Copy out each line of the material in which the word "программы" appears.

════════════════════

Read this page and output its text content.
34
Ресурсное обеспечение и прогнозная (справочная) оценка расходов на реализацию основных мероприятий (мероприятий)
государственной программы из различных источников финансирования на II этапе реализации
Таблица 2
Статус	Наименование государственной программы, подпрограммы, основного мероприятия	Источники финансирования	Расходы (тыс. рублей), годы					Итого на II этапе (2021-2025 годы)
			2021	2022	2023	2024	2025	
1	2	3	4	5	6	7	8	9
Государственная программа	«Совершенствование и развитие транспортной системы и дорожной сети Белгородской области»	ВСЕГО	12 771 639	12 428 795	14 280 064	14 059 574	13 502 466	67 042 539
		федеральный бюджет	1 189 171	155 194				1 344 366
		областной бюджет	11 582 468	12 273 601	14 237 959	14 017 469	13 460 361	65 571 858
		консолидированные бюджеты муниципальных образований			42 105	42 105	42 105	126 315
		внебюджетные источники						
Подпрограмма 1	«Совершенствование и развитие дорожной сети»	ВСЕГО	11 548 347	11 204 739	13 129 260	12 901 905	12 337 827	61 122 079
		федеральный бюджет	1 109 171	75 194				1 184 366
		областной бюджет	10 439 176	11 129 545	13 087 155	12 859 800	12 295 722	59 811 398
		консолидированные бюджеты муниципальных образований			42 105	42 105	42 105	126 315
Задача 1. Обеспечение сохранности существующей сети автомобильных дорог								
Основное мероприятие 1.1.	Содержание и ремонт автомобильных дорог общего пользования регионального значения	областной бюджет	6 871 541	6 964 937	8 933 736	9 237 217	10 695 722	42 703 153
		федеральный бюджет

════════════════════

> OUTPUT OF THE TASK
государственной программы из различных источников финансирования на II этапе реализации
Статус	Наименование государственной программы, подпрограммы, основного мероприятия	Источники финансирования	Расходы (тыс. рублей), годы					Итого на II этапе (2021-2025 годы)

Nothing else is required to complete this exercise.